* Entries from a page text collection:
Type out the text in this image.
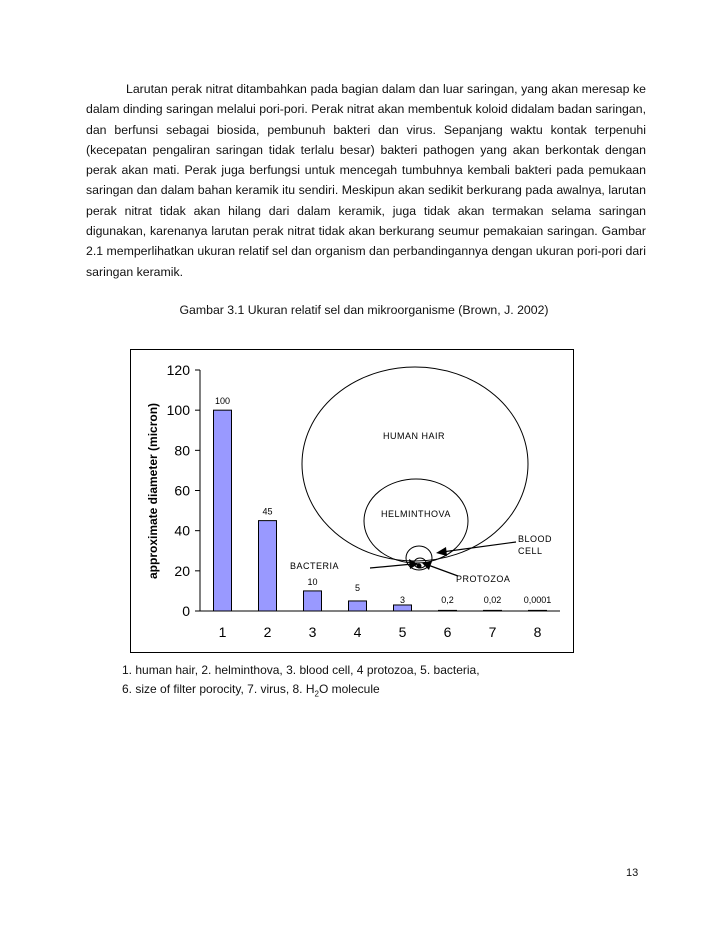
Larutan perak nitrat ditambahkan pada bagian dalam dan luar saringan, yang akan meresap ke dalam dinding saringan melalui pori-pori. Perak nitrat akan membentuk koloid didalam badan saringan, dan berfunsi sebagai biosida, pembunuh bakteri dan virus. Sepanjang waktu kontak terpenuhi (kecepatan pengaliran saringan tidak terlalu besar) bakteri pathogen yang akan berkontak dengan perak akan mati. Perak juga berfungsi untuk mencegah tumbuhnya kembali bakteri pada pemukaan saringan dan dalam bahan keramik itu sendiri. Meskipun akan sedikit berkurang pada awalnya, larutan perak nitrat tidak akan hilang dari dalam keramik, juga tidak akan termakan selama saringan digunakan, karenanya larutan perak nitrat tidak akan berkurang seumur pemakaian saringan. Gambar 2.1 memperlihatkan ukuran relatif sel dan organism dan perbandingannya dengan ukuran pori-pori dari saringan keramik.

Gambar 3.1 Ukuran relatif sel dan mikroorganisme (Brown, J. 2002)
0
20
40
60
80
100
120
approximate diameter (micron)	HUMAN HAIR
HELMINTHOVA
BACTERIA
BLOOD
CELL
PROTOZOA
100
1
45
2
10
3
5
4
3
5
0,2
6
0,02
7
0,0001
8
1. human hair, 2. helminthova, 3. blood cell, 4 protozoa, 5. bacteria,
6. size of filter porocity, 7. virus, 8. $H_2O$ molecule
13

* ACTIVITY:
Each line that holds the word "Gambar" should be extracted from the records.

* ANSWER SPACE:
Larutan perak nitrat ditambahkan pada bagian dalam dan luar saringan, yang akan meresap ke dalam dinding saringan melalui pori-pori. Perak nitrat akan membentuk koloid didalam badan saringan, dan berfunsi sebagai biosida, pembunuh bakteri dan virus. Sepanjang waktu kontak terpenuhi (kecepatan pengaliran saringan tidak terlalu besar) bakteri pathogen yang akan berkontak dengan perak akan mati. Perak juga berfungsi untuk mencegah tumbuhnya kembali bakteri pada pemukaan saringan dan dalam bahan keramik itu sendiri. Meskipun akan sedikit berkurang pada awalnya, larutan perak nitrat tidak akan hilang dari dalam keramik, juga tidak akan termakan selama saringan digunakan, karenanya larutan perak nitrat tidak akan berkurang seumur pemakaian saringan. Gambar 2.1 memperlihatkan ukuran relatif sel dan organism dan perbandingannya dengan ukuran pori-pori dari saringan keramik.
Gambar 3.1 Ukuran relatif sel dan mikroorganisme (Brown, J. 2002)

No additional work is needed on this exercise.